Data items

☆ ☆ ☆ ☆ ☆ ☆ ☆

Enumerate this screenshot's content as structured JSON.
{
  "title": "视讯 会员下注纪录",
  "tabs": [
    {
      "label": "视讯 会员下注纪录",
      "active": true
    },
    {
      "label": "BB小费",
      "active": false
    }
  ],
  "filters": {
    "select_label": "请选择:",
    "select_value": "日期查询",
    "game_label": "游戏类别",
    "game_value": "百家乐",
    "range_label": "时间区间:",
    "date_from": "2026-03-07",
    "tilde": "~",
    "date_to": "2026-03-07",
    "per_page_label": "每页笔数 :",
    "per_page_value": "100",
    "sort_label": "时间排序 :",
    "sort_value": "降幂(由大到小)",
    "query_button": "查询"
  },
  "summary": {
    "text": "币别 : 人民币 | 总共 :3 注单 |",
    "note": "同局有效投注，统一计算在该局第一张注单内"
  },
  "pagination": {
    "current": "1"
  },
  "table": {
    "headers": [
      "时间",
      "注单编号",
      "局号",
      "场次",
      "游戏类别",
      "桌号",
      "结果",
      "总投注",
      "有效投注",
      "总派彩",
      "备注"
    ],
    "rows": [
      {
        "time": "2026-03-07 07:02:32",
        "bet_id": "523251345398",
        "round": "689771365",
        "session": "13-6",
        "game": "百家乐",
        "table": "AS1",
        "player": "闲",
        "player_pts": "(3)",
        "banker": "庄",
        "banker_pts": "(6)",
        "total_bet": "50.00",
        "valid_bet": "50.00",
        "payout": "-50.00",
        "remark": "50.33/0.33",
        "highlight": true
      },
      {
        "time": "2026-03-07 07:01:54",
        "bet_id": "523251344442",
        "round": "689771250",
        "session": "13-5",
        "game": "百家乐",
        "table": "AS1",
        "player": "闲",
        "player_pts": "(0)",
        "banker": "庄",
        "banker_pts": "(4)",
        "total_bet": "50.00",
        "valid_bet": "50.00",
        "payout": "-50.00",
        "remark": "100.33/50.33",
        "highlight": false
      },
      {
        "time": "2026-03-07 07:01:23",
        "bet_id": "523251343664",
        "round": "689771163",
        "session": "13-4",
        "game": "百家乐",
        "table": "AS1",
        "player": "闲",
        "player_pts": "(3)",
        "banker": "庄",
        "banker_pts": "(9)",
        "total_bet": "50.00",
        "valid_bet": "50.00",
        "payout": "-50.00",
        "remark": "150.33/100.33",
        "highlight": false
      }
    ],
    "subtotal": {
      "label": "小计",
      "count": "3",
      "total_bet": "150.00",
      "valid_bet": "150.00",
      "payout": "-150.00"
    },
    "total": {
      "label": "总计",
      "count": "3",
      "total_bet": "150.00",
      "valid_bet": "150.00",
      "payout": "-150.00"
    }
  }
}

☆ ☆ ☆ ☆ ☆ ☆ ☆

**WHAT NEEDS TO BE DONE:** Restate the data above word for word, please.

**EXERCISE RESPONSE:**
Enumerate this screenshot's content as structured JSON.
{
  "title": "视讯 会员下注纪录",
  "tabs": [
    {
      "label": "视讯 会员下注纪录",
      "active": true
    },
    {
      "label": "BB小费",
      "active": false
    }
  ],
  "filters": {
    "select_label": "请选择:",
    "select_value": "日期查询",
    "game_label": "游戏类别",
    "game_value": "百家乐",
    "range_label": "时间区间:",
    "date_from": "2026-03-07",
    "tilde": "~",
    "date_to": "2026-03-07",
    "per_page_label": "每页笔数 :",
    "per_page_value": "100",
    "sort_label": "时间排序 :",
    "sort_value": "降幂(由大到小)",
    "query_button": "查询"
  },
  "summary": {
    "text": "币别 : 人民币 | 总共 :3 注单 |",
    "note": "同局有效投注，统一计算在该局第一张注单内"
  },
  "pagination": {
    "current": "1"
  },
  "table": {
    "headers": [
      "时间",
      "注单编号",
      "局号",
      "场次",
      "游戏类别",
      "桌号",
      "结果",
      "总投注",
      "有效投注",
      "总派彩",
      "备注"
    ],
    "rows": [
      {
        "time": "2026-03-07 07:02:32",
        "bet_id": "523251345398",
        "round": "689771365",
        "session": "13-6",
        "game": "百家乐",
        "table": "AS1",
        "player": "闲",
        "player_pts": "(3)",
        "banker": "庄",
        "banker_pts": "(6)",
        "total_bet": "50.00",
        "valid_bet": "50.00",
        "payout": "-50.00",
        "remark": "50.33/0.33",
        "highlight": true
      },
      {
        "time": "2026-03-07 07:01:54",
        "bet_id": "523251344442",
        "round": "689771250",
        "session": "13-5",
        "game": "百家乐",
        "table": "AS1",
        "player": "闲",
        "player_pts": "(0)",
        "banker": "庄",
        "banker_pts": "(4)",
        "total_bet": "50.00",
        "valid_bet": "50.00",
        "payout": "-50.00",
        "remark": "100.33/50.33",
        "highlight": false
      },
      {
        "time": "2026-03-07 07:01:23",
        "bet_id": "523251343664",
        "round": "689771163",
        "session": "13-4",
        "game": "百家乐",
        "table": "AS1",
        "player": "闲",
        "player_pts": "(3)",
        "banker": "庄",
        "banker_pts": "(9)",
        "total_bet": "50.00",
        "valid_bet": "50.00",
        "payout": "-50.00",
        "remark": "150.33/100.33",
        "highlight": false
      }
    ],
    "subtotal": {
      "label": "小计",
      "count": "3",
      "total_bet": "150.00",
      "valid_bet": "150.00",
      "payout": "-150.00"
    },
    "total": {
      "label": "总计",
      "count": "3",
      "total_bet": "150.00",
      "valid_bet": "150.00",
      "payout": "-150.00"
    }
  }
}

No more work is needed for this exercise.